───── Record extracts ─────

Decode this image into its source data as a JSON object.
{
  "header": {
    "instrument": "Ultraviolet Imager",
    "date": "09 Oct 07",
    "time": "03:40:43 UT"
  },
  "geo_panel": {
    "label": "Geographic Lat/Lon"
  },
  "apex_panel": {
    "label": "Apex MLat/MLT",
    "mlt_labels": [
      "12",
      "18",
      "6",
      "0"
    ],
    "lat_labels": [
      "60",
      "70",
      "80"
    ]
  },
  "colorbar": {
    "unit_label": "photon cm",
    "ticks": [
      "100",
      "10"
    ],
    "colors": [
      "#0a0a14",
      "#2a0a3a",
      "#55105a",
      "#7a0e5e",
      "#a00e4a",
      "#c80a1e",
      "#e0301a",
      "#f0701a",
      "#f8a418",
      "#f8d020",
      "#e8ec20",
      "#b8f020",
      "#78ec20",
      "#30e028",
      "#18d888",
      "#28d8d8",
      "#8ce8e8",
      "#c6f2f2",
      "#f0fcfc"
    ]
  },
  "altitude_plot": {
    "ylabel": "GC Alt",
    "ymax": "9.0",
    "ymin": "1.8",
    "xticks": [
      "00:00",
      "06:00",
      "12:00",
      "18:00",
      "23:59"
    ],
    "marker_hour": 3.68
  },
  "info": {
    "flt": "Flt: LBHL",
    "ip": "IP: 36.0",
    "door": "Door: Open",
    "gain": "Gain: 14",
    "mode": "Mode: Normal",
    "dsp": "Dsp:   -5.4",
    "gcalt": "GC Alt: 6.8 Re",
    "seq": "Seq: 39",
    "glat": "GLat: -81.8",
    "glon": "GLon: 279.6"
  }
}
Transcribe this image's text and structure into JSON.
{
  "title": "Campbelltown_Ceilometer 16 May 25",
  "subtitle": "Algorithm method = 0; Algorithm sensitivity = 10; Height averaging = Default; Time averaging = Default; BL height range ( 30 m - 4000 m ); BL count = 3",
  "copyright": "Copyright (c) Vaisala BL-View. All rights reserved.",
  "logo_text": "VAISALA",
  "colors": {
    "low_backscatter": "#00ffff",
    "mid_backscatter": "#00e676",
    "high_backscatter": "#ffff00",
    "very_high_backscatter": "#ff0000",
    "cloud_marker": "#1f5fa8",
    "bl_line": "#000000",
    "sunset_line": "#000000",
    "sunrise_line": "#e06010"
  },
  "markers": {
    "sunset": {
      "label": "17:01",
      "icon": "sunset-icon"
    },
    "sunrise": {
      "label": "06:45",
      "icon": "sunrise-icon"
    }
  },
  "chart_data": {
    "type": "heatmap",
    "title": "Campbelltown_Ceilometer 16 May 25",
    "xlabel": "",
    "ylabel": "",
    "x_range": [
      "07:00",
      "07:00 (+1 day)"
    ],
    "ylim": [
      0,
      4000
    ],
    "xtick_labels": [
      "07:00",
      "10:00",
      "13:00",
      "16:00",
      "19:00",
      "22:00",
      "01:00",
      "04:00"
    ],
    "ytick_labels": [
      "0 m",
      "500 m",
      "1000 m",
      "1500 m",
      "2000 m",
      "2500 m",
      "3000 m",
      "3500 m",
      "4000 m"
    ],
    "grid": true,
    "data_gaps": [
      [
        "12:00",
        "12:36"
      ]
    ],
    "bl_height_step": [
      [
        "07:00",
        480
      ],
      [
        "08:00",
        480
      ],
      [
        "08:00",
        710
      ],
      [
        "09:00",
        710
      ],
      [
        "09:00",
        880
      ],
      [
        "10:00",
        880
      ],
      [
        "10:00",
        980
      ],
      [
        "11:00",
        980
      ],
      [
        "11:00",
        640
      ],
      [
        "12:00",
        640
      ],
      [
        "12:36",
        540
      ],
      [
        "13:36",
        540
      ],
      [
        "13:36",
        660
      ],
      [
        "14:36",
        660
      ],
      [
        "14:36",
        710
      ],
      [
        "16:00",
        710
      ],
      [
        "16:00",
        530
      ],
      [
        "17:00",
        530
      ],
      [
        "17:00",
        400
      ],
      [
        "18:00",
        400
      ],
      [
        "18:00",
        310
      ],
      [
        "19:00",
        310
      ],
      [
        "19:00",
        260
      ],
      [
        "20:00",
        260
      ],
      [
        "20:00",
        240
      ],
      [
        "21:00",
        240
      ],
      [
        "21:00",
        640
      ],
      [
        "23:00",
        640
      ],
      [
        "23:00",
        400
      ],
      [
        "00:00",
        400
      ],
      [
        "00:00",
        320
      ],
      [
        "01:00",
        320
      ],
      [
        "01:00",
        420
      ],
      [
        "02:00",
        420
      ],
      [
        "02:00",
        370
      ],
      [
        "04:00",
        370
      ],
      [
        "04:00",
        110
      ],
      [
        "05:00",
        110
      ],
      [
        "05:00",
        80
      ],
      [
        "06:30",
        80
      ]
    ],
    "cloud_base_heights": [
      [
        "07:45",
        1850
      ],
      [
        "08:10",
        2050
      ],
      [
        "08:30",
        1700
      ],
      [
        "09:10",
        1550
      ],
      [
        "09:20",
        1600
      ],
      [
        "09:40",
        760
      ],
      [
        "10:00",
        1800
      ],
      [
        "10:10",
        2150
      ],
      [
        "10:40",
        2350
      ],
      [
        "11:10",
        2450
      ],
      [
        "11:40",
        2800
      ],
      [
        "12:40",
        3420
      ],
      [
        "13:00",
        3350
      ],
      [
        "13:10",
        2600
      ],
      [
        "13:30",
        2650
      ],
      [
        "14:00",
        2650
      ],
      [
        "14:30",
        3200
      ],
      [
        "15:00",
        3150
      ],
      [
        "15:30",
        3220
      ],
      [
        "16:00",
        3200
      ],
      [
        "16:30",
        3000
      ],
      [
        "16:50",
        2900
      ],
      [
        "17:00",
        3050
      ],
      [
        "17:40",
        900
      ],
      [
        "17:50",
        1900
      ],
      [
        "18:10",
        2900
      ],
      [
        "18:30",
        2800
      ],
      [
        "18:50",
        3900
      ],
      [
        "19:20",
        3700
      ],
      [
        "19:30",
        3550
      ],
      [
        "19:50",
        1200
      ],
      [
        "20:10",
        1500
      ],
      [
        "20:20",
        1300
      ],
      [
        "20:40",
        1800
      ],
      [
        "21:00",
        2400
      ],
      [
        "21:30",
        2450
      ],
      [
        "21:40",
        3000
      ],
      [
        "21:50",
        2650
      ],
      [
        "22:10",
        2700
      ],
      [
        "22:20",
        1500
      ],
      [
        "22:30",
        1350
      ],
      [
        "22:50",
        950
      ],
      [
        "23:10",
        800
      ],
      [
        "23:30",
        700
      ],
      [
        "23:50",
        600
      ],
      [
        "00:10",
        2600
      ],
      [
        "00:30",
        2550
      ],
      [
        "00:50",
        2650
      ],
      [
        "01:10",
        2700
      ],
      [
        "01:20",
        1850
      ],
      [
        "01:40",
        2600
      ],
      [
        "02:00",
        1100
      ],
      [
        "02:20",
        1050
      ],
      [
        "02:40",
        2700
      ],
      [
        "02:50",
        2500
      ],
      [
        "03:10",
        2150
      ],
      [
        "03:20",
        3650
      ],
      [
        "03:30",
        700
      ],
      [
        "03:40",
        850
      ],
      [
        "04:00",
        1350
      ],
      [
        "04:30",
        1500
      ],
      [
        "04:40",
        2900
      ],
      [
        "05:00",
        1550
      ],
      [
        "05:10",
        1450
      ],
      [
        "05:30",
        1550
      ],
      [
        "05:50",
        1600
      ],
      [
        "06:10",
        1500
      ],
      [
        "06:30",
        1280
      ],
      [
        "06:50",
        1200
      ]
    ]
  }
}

─────

- [Exercise requirements]
Search the entries for the word "into" and copy every line that has it.

- [Solution below]
Decode this image into its source data as a JSON object.
Transcribe this image's text and structure into JSON.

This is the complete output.